## Task to complete
Starting at the line with "Convert this screenshot" and stopping at the final line, retype the data below exactly; do not carry over any pictures.

## Data for this exercise
──────

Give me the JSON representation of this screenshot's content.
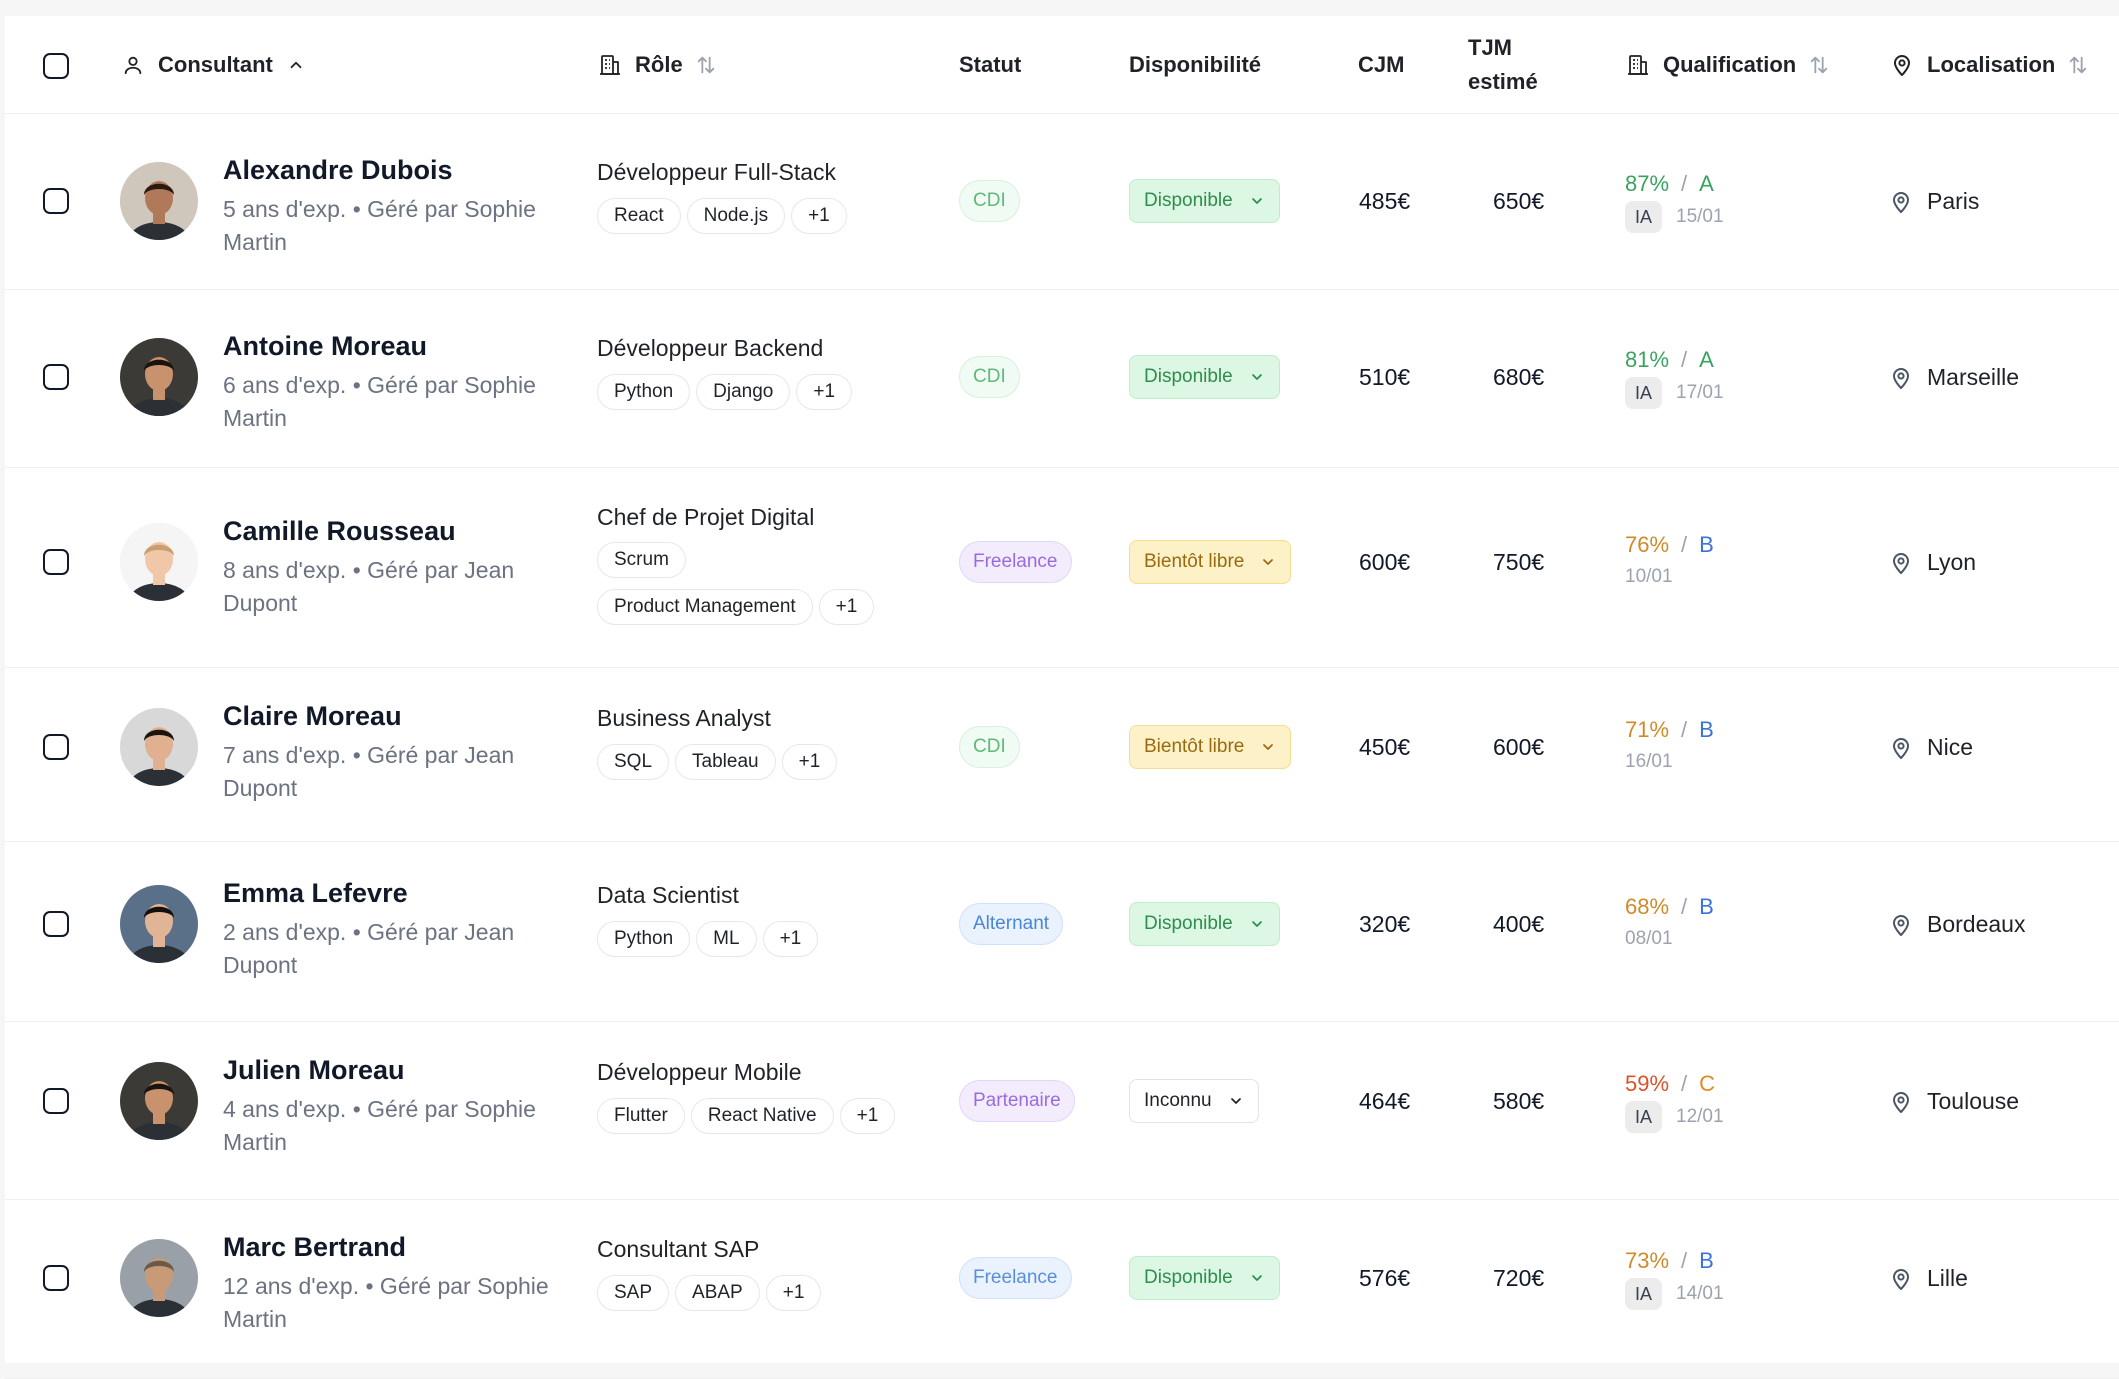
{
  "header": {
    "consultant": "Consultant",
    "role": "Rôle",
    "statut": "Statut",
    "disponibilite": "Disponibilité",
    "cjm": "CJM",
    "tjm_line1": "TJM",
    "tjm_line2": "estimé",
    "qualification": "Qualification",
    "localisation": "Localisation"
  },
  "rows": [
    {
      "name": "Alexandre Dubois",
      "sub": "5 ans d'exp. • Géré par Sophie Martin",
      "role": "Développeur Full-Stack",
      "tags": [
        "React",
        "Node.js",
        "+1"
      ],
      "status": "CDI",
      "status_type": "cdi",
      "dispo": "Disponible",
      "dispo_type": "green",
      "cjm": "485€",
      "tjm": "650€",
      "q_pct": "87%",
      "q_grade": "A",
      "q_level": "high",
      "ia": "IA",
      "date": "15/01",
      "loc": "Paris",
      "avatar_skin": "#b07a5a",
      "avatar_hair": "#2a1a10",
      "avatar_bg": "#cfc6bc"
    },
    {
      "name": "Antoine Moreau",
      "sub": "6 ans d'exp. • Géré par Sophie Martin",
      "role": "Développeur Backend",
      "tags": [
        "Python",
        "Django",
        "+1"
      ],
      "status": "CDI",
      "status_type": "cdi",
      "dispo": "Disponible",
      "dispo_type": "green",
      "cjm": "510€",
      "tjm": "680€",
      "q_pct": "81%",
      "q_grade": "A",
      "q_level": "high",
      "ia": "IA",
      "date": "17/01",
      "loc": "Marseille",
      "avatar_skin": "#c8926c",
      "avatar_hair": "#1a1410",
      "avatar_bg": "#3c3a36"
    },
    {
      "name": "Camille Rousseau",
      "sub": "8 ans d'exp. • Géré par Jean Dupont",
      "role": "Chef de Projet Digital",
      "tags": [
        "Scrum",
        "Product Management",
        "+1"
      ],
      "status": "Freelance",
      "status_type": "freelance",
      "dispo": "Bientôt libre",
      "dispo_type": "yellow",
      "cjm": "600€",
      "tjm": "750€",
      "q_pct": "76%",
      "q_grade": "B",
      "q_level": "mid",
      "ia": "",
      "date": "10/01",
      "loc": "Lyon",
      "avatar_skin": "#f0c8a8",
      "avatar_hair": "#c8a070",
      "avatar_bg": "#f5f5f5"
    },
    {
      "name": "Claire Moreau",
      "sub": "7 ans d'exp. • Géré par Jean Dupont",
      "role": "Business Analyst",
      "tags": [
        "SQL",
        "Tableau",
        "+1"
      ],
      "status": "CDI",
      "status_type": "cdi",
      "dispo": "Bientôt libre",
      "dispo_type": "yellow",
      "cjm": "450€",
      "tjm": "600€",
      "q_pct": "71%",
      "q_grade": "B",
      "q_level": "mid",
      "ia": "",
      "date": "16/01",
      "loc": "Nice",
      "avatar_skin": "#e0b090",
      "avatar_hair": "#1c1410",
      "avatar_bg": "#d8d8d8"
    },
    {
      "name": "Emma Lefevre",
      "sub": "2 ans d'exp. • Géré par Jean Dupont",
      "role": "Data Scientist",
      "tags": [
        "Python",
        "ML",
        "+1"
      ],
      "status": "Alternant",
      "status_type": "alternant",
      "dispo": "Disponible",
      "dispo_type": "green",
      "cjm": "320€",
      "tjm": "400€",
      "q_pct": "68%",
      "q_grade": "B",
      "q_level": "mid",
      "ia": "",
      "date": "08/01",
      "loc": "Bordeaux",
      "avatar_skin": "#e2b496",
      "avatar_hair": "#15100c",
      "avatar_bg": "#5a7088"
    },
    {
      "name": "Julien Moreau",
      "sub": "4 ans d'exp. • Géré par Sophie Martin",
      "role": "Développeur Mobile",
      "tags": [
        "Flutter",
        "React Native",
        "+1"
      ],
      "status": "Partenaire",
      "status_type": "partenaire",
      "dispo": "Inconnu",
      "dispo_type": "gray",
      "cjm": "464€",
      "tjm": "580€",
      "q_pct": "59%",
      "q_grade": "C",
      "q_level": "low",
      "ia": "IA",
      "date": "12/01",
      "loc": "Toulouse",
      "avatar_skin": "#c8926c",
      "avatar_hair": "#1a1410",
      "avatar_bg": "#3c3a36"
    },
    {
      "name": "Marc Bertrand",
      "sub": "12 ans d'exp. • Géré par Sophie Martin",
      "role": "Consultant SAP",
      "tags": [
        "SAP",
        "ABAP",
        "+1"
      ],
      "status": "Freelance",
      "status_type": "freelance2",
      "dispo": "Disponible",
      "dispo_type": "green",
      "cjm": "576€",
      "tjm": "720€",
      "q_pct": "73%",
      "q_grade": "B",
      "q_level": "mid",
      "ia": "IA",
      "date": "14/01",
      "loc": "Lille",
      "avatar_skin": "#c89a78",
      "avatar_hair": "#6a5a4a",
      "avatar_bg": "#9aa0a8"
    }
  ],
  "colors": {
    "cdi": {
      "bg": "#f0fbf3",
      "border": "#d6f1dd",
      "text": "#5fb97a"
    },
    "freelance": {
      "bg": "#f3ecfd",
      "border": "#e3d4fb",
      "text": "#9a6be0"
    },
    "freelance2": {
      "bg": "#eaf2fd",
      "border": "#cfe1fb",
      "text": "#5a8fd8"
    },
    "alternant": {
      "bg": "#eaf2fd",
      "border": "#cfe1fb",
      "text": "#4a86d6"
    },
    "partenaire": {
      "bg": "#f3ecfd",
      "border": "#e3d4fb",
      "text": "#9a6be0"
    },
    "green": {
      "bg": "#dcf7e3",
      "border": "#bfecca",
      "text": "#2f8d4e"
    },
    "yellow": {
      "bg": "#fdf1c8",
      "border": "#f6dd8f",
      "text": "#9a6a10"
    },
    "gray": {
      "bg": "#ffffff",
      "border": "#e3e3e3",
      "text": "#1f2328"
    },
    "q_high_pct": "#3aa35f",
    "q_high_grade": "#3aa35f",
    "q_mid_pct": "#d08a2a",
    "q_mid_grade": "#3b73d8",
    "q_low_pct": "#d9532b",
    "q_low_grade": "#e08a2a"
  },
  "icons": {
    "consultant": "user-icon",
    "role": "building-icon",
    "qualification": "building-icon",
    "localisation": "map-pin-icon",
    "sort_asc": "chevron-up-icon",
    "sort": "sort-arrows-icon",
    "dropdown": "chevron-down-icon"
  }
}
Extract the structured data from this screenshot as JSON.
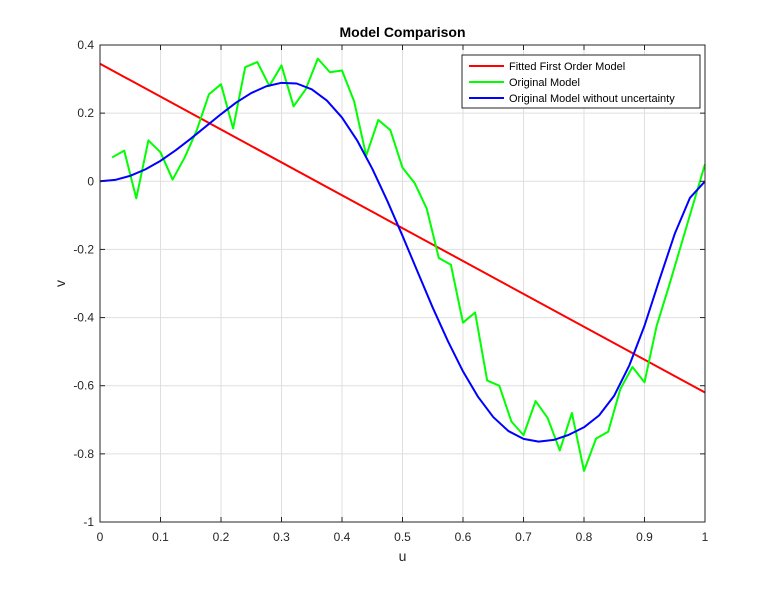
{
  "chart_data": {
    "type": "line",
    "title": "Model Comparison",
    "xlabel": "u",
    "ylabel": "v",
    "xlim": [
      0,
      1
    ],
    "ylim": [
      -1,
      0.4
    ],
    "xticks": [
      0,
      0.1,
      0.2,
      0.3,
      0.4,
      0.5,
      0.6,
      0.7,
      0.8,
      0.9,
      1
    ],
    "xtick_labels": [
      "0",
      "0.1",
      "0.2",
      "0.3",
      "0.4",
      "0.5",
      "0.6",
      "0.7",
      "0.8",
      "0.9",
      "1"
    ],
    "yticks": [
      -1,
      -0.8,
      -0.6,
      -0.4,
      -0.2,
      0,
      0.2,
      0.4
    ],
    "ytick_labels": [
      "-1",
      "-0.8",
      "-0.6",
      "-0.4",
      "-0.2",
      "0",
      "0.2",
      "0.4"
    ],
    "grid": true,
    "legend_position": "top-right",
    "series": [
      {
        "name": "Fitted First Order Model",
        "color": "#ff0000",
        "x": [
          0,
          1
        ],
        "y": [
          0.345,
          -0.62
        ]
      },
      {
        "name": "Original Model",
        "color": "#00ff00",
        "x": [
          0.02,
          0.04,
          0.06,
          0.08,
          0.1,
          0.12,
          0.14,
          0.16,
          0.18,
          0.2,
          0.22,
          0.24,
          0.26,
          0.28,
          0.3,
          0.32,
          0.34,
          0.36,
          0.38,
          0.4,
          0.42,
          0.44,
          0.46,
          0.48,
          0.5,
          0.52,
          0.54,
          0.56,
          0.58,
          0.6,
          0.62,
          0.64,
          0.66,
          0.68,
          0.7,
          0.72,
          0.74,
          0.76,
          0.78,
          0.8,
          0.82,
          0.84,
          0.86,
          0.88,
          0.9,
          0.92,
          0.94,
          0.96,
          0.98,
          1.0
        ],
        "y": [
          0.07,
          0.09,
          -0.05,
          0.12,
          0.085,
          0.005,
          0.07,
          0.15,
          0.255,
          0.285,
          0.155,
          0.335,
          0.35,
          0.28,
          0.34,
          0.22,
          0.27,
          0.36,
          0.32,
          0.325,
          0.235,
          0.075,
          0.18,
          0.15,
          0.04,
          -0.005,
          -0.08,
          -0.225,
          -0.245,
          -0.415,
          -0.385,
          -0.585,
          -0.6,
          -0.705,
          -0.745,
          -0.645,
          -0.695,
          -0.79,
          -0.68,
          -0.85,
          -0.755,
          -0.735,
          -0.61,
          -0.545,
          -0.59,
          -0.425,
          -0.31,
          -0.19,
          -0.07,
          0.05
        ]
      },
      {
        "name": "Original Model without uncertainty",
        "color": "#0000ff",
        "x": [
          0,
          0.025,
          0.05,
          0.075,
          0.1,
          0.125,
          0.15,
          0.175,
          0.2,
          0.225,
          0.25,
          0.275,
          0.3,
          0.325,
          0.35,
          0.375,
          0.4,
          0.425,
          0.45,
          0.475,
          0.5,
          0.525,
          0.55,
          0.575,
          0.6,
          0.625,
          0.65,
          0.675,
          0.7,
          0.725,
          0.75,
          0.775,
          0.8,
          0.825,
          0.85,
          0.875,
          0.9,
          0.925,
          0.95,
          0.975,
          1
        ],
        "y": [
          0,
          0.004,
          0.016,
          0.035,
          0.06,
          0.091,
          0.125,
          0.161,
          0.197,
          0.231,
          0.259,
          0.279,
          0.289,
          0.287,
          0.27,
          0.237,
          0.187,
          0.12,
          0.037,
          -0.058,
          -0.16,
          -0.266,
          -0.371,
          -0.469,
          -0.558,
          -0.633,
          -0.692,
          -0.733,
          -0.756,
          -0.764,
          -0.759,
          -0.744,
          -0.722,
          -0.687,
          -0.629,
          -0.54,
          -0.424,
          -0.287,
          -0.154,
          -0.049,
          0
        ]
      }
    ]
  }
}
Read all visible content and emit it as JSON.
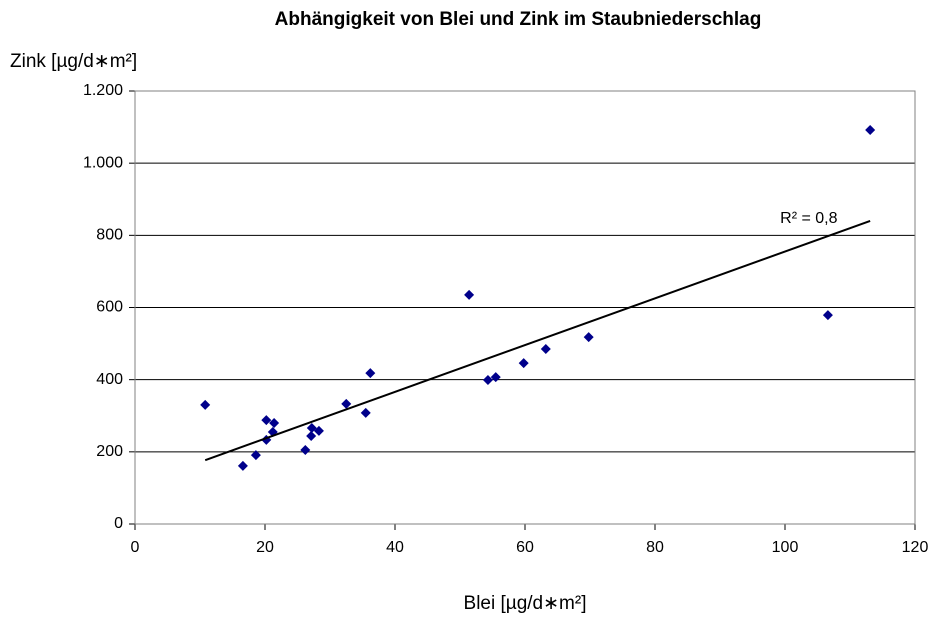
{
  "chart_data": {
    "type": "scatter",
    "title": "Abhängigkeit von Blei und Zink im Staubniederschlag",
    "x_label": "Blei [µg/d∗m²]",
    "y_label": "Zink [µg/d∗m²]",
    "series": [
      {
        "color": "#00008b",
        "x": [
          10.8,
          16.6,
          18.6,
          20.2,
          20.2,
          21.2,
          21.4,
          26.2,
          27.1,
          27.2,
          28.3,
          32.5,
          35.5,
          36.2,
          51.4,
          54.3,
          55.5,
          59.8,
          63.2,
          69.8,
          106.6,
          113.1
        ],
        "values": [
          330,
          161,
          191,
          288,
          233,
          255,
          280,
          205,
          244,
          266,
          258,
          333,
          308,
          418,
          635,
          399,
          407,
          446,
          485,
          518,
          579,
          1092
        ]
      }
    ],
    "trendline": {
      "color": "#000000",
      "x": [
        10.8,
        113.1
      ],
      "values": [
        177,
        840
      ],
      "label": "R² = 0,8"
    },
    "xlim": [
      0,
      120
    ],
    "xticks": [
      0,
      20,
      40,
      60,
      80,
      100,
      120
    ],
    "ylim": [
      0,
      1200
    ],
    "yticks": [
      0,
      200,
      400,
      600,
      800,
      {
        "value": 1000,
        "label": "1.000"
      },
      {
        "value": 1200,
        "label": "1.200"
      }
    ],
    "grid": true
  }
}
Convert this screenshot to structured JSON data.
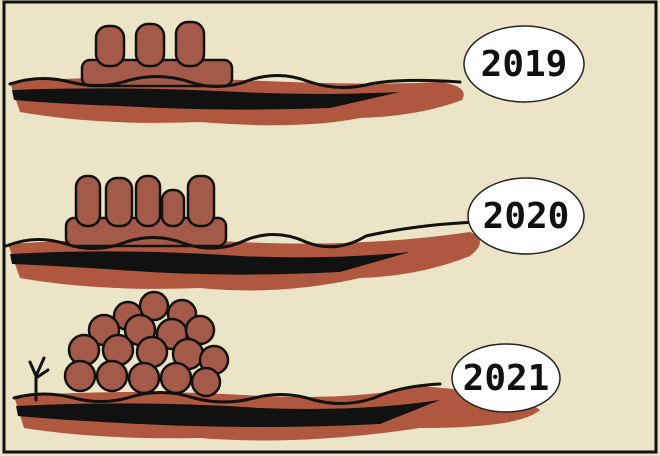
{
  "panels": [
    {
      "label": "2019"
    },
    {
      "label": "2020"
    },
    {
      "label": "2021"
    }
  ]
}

──────

## Response to the exercise
Convert this screenshot to structured JSON data.
{
  "panels": [
    {
      "label": "2019"
    },
    {
      "label": "2020"
    },
    {
      "label": "2021"
    }
  ]
}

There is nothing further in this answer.